Raw records:
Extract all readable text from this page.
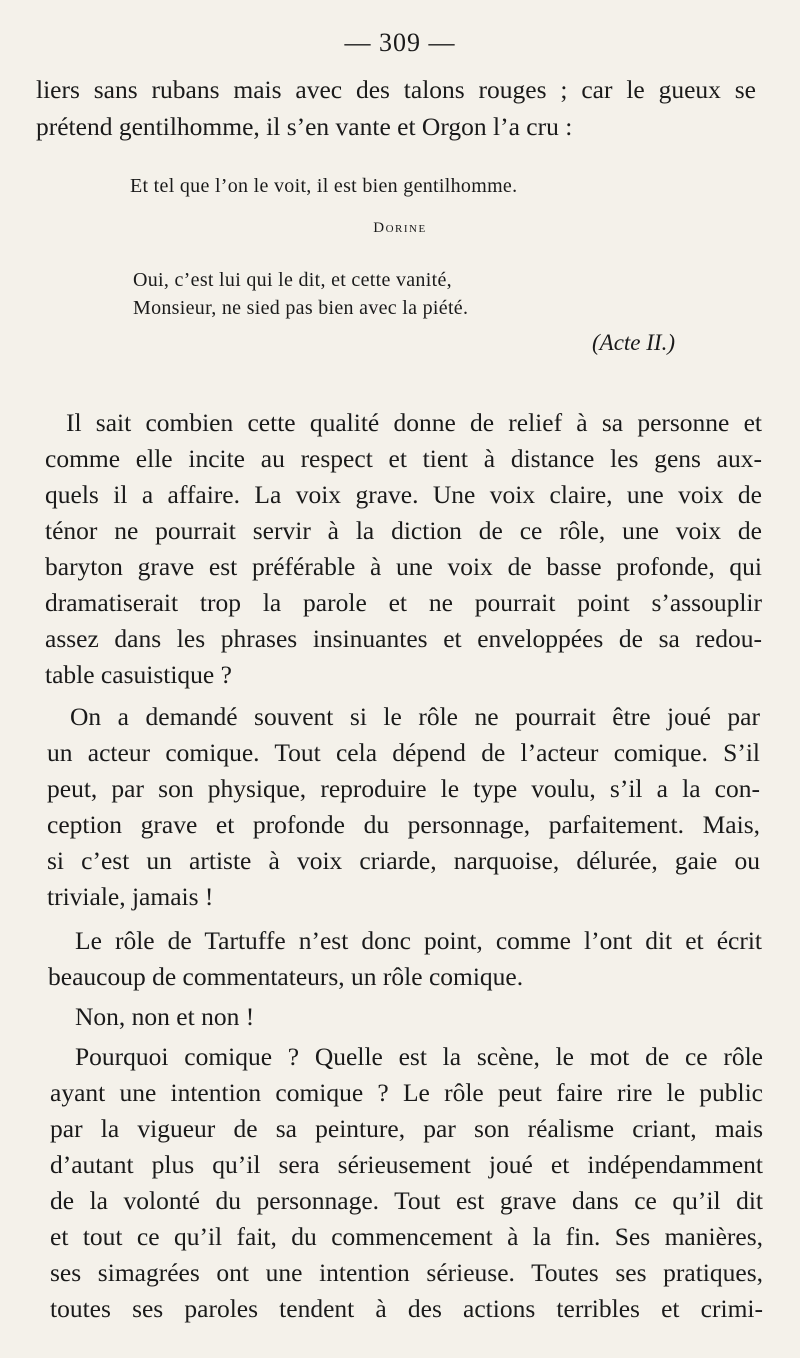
— 309 —
liers sans rubans mais avec des talons rouges ; car le gueux se
prétend gentilhomme, il s’en vante et Orgon l’a cru :
Et tel que l’on le voit, il est bien gentilhomme.
Dorine
Oui, c’est lui qui le dit, et cette vanité,
Monsieur, ne sied pas bien avec la piété.
(Acte II.)
Il sait combien cette qualité donne de relief à sa personne et
comme elle incite au respect et tient à distance les gens aux-
quels il a affaire. La voix grave. Une voix claire, une voix de
ténor ne pourrait servir à la diction de ce rôle, une voix de
baryton grave est préférable à une voix de basse profonde, qui
dramatiserait trop la parole et ne pourrait point s’assouplir
assez dans les phrases insinuantes et enveloppées de sa redou-
table casuistique ?
On a demandé souvent si le rôle ne pourrait être joué par
un acteur comique. Tout cela dépend de l’acteur comique. S’il
peut, par son physique, reproduire le type voulu, s’il a la con-
ception grave et profonde du personnage, parfaitement. Mais,
si c’est un artiste à voix criarde, narquoise, délurée, gaie ou
triviale, jamais !
Le rôle de Tartuffe n’est donc point, comme l’ont dit et écrit
beaucoup de commentateurs, un rôle comique.
Non, non et non !
Pourquoi comique ? Quelle est la scène, le mot de ce rôle
ayant une intention comique ? Le rôle peut faire rire le public
par la vigueur de sa peinture, par son réalisme criant, mais
d’autant plus qu’il sera sérieusement joué et indépendamment
de la volonté du personnage. Tout est grave dans ce qu’il dit
et tout ce qu’il fait, du commencement à la fin. Ses manières,
ses simagrées ont une intention sérieuse. Toutes ses pratiques,
toutes ses paroles tendent à des actions terribles et crimi-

SET PROBLEM →
Transcribe the complete set of entries verbatim. No pictures belong in the copy.

ANSWER TO THIS EXERCISE →
Extract all readable text from this page.
— 309 —
liers sans rubans mais avec des talons rouges ; car le gueux se
prétend gentilhomme, il s’en vante et Orgon l’a cru :
Et tel que l’on le voit, il est bien gentilhomme.
Dorine
Oui, c’est lui qui le dit, et cette vanité,
Monsieur, ne sied pas bien avec la piété.
(Acte II.)
Il sait combien cette qualité donne de relief à sa personne et
comme elle incite au respect et tient à distance les gens aux-
quels il a affaire. La voix grave. Une voix claire, une voix de
ténor ne pourrait servir à la diction de ce rôle, une voix de
baryton grave est préférable à une voix de basse profonde, qui
dramatiserait trop la parole et ne pourrait point s’assouplir
assez dans les phrases insinuantes et enveloppées de sa redou-
table casuistique ?
On a demandé souvent si le rôle ne pourrait être joué par
un acteur comique. Tout cela dépend de l’acteur comique. S’il
peut, par son physique, reproduire le type voulu, s’il a la con-
ception grave et profonde du personnage, parfaitement. Mais,
si c’est un artiste à voix criarde, narquoise, délurée, gaie ou
triviale, jamais !
Le rôle de Tartuffe n’est donc point, comme l’ont dit et écrit
beaucoup de commentateurs, un rôle comique.
Non, non et non !
Pourquoi comique ? Quelle est la scène, le mot de ce rôle
ayant une intention comique ? Le rôle peut faire rire le public
par la vigueur de sa peinture, par son réalisme criant, mais
d’autant plus qu’il sera sérieusement joué et indépendamment
de la volonté du personnage. Tout est grave dans ce qu’il dit
et tout ce qu’il fait, du commencement à la fin. Ses manières,
ses simagrées ont une intention sérieuse. Toutes ses pratiques,
toutes ses paroles tendent à des actions terribles et crimi-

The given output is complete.